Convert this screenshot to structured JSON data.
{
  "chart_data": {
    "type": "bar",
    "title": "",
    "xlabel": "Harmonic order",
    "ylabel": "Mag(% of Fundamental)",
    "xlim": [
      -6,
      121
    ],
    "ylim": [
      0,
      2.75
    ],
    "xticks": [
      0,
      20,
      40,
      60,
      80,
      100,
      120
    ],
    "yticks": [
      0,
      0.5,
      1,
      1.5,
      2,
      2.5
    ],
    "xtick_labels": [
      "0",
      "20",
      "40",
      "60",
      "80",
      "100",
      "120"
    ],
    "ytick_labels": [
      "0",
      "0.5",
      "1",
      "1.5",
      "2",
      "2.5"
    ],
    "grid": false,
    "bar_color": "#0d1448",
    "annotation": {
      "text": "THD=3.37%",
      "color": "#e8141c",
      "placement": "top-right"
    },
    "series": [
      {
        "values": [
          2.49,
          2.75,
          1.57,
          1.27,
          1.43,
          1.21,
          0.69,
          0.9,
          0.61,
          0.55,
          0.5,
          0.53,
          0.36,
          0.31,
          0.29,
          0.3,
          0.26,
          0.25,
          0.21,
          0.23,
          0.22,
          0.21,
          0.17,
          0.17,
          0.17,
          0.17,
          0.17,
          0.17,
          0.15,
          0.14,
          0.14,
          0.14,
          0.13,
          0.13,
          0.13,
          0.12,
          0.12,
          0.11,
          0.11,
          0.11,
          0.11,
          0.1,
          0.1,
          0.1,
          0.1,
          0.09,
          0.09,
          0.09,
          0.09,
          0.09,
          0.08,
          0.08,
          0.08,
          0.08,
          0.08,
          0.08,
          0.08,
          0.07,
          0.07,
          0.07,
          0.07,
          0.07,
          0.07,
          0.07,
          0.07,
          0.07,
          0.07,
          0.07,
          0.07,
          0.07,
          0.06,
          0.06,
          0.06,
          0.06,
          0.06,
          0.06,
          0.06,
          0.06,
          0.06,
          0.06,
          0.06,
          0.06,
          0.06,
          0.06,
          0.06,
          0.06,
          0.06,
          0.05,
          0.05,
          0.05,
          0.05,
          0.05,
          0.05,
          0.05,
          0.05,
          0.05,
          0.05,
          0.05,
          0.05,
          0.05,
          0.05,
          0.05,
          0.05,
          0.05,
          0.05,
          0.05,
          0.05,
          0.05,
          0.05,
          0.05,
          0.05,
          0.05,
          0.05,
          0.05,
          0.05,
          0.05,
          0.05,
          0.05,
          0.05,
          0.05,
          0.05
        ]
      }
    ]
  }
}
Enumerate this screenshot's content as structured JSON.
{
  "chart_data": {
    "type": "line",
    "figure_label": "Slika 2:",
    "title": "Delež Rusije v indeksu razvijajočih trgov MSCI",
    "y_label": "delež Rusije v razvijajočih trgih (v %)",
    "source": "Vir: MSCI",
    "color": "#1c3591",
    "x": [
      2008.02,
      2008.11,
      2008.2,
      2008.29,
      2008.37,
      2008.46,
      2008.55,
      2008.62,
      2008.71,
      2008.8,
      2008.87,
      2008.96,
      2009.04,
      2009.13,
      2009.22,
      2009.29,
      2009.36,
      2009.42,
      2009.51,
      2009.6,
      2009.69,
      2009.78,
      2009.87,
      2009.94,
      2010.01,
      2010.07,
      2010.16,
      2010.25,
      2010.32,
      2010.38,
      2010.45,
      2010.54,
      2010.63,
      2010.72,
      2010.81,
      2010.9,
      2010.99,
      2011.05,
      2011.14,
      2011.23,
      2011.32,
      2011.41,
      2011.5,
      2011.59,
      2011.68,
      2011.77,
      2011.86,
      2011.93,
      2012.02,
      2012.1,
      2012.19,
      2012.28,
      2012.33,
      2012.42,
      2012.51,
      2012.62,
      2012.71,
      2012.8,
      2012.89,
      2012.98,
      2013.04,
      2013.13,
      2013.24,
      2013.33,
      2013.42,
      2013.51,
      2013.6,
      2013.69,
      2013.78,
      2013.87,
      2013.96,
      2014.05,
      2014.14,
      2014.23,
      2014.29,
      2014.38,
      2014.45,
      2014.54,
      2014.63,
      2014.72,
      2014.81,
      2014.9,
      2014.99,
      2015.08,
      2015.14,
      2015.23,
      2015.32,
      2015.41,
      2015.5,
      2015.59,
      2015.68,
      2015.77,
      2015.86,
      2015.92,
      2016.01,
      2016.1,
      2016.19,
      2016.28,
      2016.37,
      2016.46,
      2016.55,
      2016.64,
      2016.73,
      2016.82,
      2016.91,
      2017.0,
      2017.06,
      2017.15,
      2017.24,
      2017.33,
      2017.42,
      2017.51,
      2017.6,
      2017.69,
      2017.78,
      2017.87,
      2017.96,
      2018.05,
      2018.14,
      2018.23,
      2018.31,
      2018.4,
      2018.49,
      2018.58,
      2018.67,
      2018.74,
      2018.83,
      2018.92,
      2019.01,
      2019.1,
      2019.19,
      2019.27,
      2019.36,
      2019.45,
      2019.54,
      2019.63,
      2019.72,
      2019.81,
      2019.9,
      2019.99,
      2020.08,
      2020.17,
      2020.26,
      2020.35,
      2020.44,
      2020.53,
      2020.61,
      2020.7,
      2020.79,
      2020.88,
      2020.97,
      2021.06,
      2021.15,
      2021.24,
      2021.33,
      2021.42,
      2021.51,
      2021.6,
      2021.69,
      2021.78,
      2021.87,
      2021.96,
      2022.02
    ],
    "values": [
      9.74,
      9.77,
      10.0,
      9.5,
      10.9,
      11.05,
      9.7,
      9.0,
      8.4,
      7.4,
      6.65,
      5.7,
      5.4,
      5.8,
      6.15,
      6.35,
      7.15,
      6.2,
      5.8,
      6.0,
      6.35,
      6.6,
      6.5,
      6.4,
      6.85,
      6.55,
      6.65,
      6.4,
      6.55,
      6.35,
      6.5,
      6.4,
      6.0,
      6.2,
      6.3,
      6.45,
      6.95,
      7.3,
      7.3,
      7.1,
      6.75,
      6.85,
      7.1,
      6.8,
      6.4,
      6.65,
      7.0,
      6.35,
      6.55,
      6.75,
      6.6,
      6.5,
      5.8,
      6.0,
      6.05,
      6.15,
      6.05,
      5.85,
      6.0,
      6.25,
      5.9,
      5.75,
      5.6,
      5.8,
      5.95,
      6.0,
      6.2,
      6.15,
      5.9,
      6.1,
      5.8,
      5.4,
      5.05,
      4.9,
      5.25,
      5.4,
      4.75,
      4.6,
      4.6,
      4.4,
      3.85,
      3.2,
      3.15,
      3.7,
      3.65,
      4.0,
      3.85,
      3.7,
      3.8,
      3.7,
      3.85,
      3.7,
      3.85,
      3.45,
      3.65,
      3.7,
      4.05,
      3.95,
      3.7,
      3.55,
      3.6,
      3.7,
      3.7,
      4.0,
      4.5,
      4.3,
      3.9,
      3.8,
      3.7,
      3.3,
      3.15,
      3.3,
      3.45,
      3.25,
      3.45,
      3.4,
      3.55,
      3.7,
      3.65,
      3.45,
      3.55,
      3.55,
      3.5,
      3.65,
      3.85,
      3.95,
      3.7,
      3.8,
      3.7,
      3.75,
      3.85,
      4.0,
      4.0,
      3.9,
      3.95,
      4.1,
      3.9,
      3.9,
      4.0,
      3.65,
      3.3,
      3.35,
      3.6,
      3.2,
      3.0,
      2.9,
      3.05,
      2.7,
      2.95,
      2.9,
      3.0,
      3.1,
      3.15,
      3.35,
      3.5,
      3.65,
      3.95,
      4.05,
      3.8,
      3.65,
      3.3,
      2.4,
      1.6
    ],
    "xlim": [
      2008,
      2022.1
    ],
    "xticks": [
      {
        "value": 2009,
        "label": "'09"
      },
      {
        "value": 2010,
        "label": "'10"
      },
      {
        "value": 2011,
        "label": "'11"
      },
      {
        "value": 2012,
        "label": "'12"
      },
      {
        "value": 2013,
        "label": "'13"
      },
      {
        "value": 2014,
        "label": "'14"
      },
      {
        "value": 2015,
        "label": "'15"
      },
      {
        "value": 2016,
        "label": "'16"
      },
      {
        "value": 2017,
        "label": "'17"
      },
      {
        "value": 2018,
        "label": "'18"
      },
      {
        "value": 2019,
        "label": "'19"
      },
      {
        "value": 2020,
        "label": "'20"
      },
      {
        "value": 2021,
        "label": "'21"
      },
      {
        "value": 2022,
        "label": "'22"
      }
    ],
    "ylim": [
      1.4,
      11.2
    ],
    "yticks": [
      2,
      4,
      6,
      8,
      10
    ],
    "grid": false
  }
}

■ ■ ■

INSTRUCTION — Where a line in the entries holds the word "MSCI", copy that line.

SOLVED PROBLEM —
    "title": "Delež Rusije v indeksu razvijajočih trgov MSCI",
    "source": "Vir: MSCI",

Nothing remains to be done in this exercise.